:: PROBLEM ::
Say how many lines of these entries include the word "encephalopathy", and answer with the number alone.

:: DATASET ::

#####

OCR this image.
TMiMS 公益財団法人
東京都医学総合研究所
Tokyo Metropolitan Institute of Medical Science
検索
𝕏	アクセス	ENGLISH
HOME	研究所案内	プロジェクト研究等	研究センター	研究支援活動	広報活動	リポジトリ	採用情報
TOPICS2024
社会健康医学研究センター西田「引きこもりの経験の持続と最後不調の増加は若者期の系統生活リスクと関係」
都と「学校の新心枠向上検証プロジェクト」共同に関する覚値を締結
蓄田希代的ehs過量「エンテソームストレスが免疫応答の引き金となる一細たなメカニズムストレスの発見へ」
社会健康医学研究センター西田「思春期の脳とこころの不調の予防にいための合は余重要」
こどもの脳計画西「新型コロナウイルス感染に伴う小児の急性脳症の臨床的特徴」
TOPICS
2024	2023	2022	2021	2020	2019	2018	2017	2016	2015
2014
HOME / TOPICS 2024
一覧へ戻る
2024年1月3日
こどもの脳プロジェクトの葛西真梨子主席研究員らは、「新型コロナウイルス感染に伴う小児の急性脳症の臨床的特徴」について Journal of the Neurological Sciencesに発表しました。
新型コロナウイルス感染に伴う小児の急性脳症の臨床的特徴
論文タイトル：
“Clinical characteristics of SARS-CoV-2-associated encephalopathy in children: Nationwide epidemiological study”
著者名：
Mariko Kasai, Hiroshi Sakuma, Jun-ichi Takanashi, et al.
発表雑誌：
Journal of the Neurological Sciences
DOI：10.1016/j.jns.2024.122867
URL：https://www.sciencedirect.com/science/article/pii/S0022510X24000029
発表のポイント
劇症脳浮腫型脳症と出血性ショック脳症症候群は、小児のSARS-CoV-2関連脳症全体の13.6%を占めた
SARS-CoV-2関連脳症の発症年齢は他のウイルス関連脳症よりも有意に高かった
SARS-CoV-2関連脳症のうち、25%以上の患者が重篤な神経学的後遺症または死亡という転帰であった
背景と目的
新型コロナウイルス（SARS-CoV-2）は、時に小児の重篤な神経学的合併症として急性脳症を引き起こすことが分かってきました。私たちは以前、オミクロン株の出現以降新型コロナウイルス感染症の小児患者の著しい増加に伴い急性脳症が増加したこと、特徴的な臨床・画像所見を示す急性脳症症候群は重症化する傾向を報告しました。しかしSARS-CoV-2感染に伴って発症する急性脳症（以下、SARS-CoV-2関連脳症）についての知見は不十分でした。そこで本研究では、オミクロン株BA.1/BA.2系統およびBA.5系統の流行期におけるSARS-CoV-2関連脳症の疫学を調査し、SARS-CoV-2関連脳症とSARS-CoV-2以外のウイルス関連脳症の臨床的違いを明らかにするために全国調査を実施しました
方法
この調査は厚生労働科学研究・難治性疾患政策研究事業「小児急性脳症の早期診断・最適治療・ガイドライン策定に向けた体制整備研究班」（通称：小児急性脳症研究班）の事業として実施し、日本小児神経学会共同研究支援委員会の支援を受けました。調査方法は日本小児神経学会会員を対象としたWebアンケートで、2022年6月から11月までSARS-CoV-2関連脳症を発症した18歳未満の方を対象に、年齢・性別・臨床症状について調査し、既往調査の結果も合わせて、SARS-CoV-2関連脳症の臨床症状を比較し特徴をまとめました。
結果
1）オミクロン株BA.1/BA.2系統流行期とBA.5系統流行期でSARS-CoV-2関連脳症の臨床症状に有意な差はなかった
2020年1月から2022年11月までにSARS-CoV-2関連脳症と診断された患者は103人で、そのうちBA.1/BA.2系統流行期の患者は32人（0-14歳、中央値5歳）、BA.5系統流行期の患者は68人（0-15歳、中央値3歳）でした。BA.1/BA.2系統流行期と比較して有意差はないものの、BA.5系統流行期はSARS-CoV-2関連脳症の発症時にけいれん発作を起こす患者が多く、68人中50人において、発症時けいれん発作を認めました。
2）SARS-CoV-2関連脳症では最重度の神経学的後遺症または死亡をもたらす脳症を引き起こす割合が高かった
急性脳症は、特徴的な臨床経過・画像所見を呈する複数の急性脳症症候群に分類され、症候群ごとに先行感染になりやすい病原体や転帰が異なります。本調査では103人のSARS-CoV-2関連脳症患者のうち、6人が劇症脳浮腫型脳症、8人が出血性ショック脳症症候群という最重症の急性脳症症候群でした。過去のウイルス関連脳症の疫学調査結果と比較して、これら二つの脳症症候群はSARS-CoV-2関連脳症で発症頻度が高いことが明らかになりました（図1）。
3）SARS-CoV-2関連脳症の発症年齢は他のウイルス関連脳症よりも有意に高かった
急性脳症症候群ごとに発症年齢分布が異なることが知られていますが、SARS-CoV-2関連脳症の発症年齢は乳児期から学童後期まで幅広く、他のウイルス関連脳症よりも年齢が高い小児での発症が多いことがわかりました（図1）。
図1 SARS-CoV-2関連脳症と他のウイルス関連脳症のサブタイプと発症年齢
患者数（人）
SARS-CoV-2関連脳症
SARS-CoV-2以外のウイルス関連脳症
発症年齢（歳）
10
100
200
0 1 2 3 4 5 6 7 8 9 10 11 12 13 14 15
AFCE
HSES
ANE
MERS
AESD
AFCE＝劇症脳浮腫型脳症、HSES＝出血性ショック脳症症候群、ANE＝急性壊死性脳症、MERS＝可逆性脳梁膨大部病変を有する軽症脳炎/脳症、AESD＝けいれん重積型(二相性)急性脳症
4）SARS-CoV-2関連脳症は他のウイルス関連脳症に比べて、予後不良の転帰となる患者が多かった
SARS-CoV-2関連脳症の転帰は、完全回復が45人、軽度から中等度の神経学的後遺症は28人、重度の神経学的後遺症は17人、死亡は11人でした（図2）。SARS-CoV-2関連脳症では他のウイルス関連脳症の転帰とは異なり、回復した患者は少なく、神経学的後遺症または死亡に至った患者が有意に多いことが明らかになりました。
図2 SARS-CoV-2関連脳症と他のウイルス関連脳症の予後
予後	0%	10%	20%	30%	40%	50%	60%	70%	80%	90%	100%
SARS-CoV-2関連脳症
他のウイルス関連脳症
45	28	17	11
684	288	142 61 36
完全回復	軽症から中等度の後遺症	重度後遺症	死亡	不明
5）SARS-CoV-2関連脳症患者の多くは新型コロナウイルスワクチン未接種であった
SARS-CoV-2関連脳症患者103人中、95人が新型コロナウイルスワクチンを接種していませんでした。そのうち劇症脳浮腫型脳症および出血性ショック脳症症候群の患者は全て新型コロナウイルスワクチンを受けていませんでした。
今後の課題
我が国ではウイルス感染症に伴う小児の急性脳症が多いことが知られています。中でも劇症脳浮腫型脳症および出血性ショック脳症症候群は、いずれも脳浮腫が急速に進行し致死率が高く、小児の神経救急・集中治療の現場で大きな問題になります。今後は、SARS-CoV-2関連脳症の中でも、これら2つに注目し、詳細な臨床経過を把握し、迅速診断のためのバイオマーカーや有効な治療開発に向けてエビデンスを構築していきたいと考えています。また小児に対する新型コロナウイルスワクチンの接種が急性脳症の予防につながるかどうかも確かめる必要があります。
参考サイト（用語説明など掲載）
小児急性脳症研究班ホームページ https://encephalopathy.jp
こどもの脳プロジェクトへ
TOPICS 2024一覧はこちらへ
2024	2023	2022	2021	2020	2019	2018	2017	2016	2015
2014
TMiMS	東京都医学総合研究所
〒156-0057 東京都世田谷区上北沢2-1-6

#####

:: WRITTEN REPLY ::
2